[WRITTEN PROBLEM] Going through the material below, please gather all lines with the word "period" in them.

[RECORDS]
============
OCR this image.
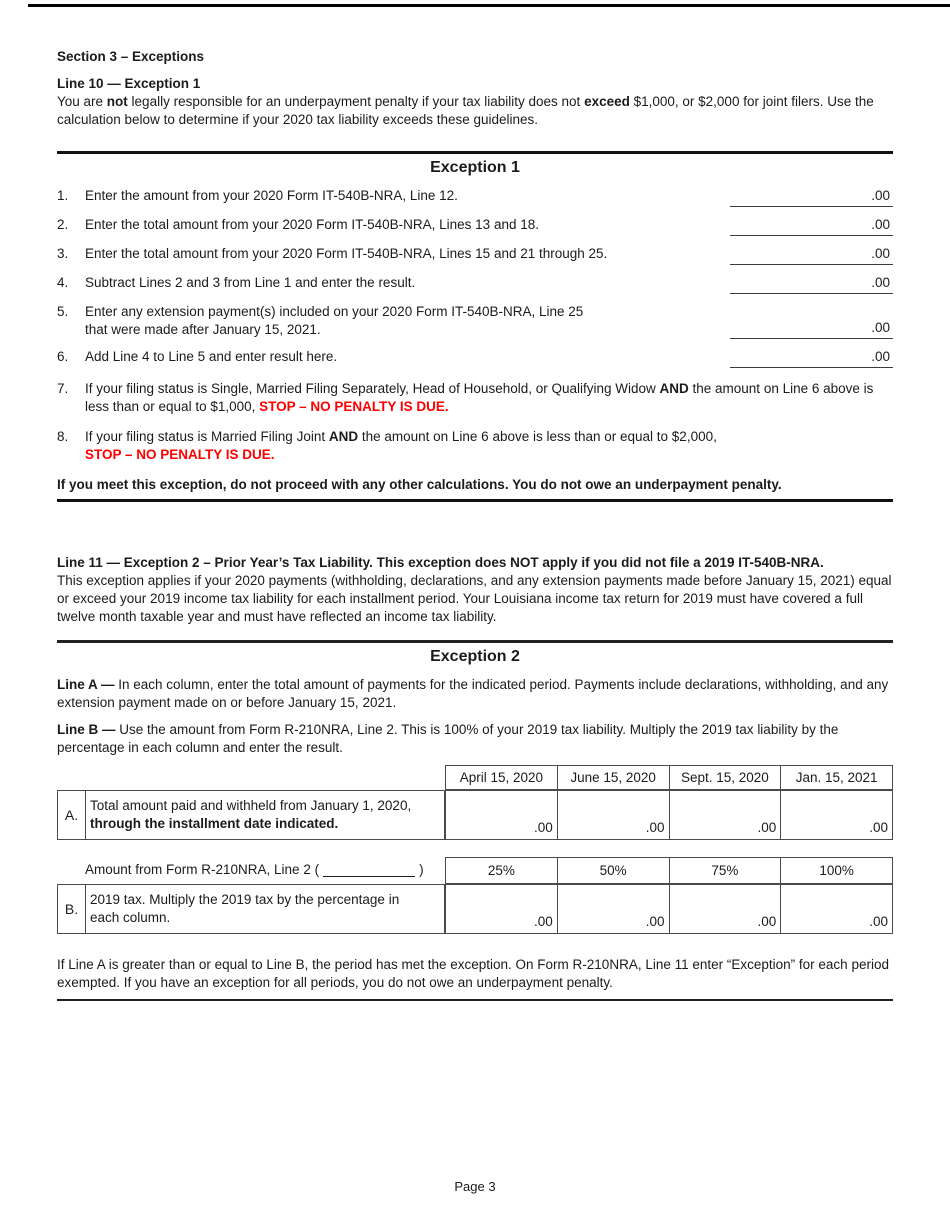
Section 3 – Exceptions
Line 10 — Exception 1

You are not legally responsible for an underpayment penalty if your tax liability does not exceed $1,000, or $2,000 for joint filers. Use the calculation below to determine if your 2020 tax liability exceeds these guidelines.

Exception 1
1.	Enter the amount from your 2020 Form IT-540B-NRA, Line 12.	.00
2.	Enter the total amount from your 2020 Form IT-540B-NRA, Lines 13 and 18.	.00
3.	Enter the total amount from your 2020 Form IT-540B-NRA, Lines 15 and 21 through 25.	.00
4.	Subtract Lines 2 and 3 from Line 1 and enter the result.	.00
5.	Enter any extension payment(s) included on your 2020 Form IT-540B-NRA, Line 25
that were made after January 15, 2021.	.00
6.	Add Line 4 to Line 5 and enter result here.	.00
7.	If your filing status is Single, Married Filing Separately, Head of Household, or Qualifying Widow AND the amount on Line 6 above is less than or equal to $1,000, STOP – NO PENALTY IS DUE.
8.	If your filing status is Married Filing Joint AND the amount on Line 6 above is less than or equal to $2,000,
STOP – NO PENALTY IS DUE.
If you meet this exception, do not proceed with any other calculations. You do not owe an underpayment penalty.
Line 11 — Exception 2 – Prior Year’s Tax Liability. This exception does NOT apply if you did not file a 2019 IT-540B-NRA.

This exception applies if your 2020 payments (withholding, declarations, and any extension payments made before January 15, 2021) equal or exceed your 2019 income tax liability for each installment period. Your Louisiana income tax return for 2019 must have covered a full twelve month taxable year and must have reflected an income tax liability.

Exception 2

Line A — In each column, enter the total amount of payments for the indicated period. Payments include declarations, withholding, and any extension payment made on or before January 15, 2021.

Line B — Use the amount from Form R-210NRA, Line 2. This is 100% of your 2019 tax liability. Multiply the 2019 tax liability by the percentage in each column and enter the result.

April 15, 2020	June 15, 2020	Sept. 15, 2020	Jan. 15, 2021
A.
Total amount paid and withheld from January 1, 2020,
through the installment date indicated.	.00	.00	.00	.00
Amount from Form R-210NRA, Line 2 (	)	25%	50%	75%	100%
B.
2019 tax. Multiply the 2019 tax by the percentage in
each column.	.00	.00	.00	.00

If Line A is greater than or equal to Line B, the period has met the exception. On Form R-210NRA, Line 11 enter “Exception” for each period exempted. If you have an exception for all periods, you do not owe an underpayment penalty.

Page 3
============
[CORRECT RESPONSE]
This exception applies if your 2020 payments (withholding, declarations, and any extension payments made before January 15, 2021) equal or exceed your 2019 income tax liability for each installment period. Your Louisiana income tax return for 2019 must have covered a full twelve month taxable year and must have reflected an income tax liability.
Line A — In each column, enter the total amount of payments for the indicated period. Payments include declarations, withholding, and any extension payment made on or before January 15, 2021.
If Line A is greater than or equal to Line B, the period has met the exception. On Form R-210NRA, Line 11 enter “Exception” for each period exempted. If you have an exception for all periods, you do not owe an underpayment penalty.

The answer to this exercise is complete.